### Exercise objective:
Copy out the listing in full, exactly as written, but not its pictures.

### Materials provided:

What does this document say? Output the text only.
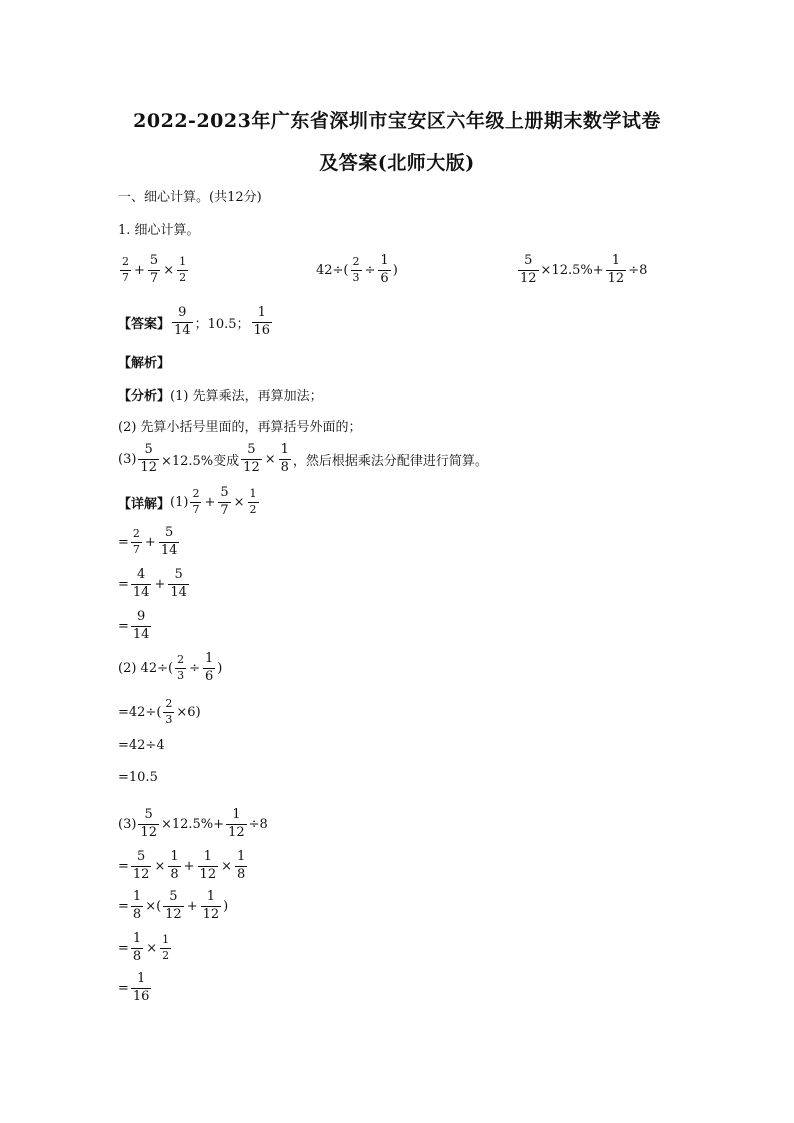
2022-2023年广东省深圳市宝安区六年级上册期末数学试卷
及答案(北师大版)
一、细心计算。(共12分)
1. 细心计算。
$\frac{2}{7} + \frac{5}{7} \times \frac{1}{2}$	$42\div( \frac{2}{3} \div \frac{1}{6}$ )	$\frac{5}{12} \times 12.5\%+ \frac{1}{12} \div 8$
【答案】 $\frac{9}{14}$ ；10.5； $\frac{1}{16}$
【解析】
【分析】 (1) 先算乘法，再算加法；
(2) 先算小括号里面的，再算括号外面的；
$(3) \frac{5}{12} \times 12.5\%$变成 $\frac{5}{12} \times \frac{1}{8}$ ，然后根据乘法分配律进行简算。
【详解】 $(1) \frac{2}{7} + \frac{5}{7} \times \frac{1}{2}$
= $\frac{2}{7} + \frac{5}{14}$
= $\frac{4}{14} + \frac{5}{14}$
= $\frac{9}{14}$
(2) $42\div( \frac{2}{3} \div \frac{1}{6}$ )
$=42\div( \frac{2}{3} \times 6)$
=42÷4
=10.5
$(3) \frac{5}{12} \times 12.5\%+ \frac{1}{12} \div 8$
= $\frac{5}{12} \times \frac{1}{8} + \frac{1}{12} \times \frac{1}{8}$
= $\frac{1}{8}$ ×( $\frac{5}{12} + \frac{1}{12}$ )
= $\frac{1}{8} \times \frac{1}{2}$
= $\frac{1}{16}$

### Reply:
What does this document say? Output the text only.
2022-2023年广东省深圳市宝安区六年级上册期末数学试卷
及答案(北师大版)
一、细心计算。(共12分)
1. 细心计算。
$\frac{2}{7} + \frac{5}{7} \times \frac{1}{2}$	$42\div( \frac{2}{3} \div \frac{1}{6}$ )	$\frac{5}{12} \times 12.5\%+ \frac{1}{12} \div 8$
【答案】 $\frac{9}{14}$ ；10.5； $\frac{1}{16}$
【解析】
【分析】 (1) 先算乘法，再算加法；
(2) 先算小括号里面的，再算括号外面的；
$(3) \frac{5}{12} \times 12.5\%$变成 $\frac{5}{12} \times \frac{1}{8}$ ，然后根据乘法分配律进行简算。
【详解】 $(1) \frac{2}{7} + \frac{5}{7} \times \frac{1}{2}$
= $\frac{2}{7} + \frac{5}{14}$
= $\frac{4}{14} + \frac{5}{14}$
= $\frac{9}{14}$
(2) $42\div( \frac{2}{3} \div \frac{1}{6}$ )
$=42\div( \frac{2}{3} \times 6)$
=42÷4
=10.5
$(3) \frac{5}{12} \times 12.5\%+ \frac{1}{12} \div 8$
= $\frac{5}{12} \times \frac{1}{8} + \frac{1}{12} \times \frac{1}{8}$
= $\frac{1}{8}$ ×( $\frac{5}{12} + \frac{1}{12}$ )
= $\frac{1}{8} \times \frac{1}{2}$
= $\frac{1}{16}$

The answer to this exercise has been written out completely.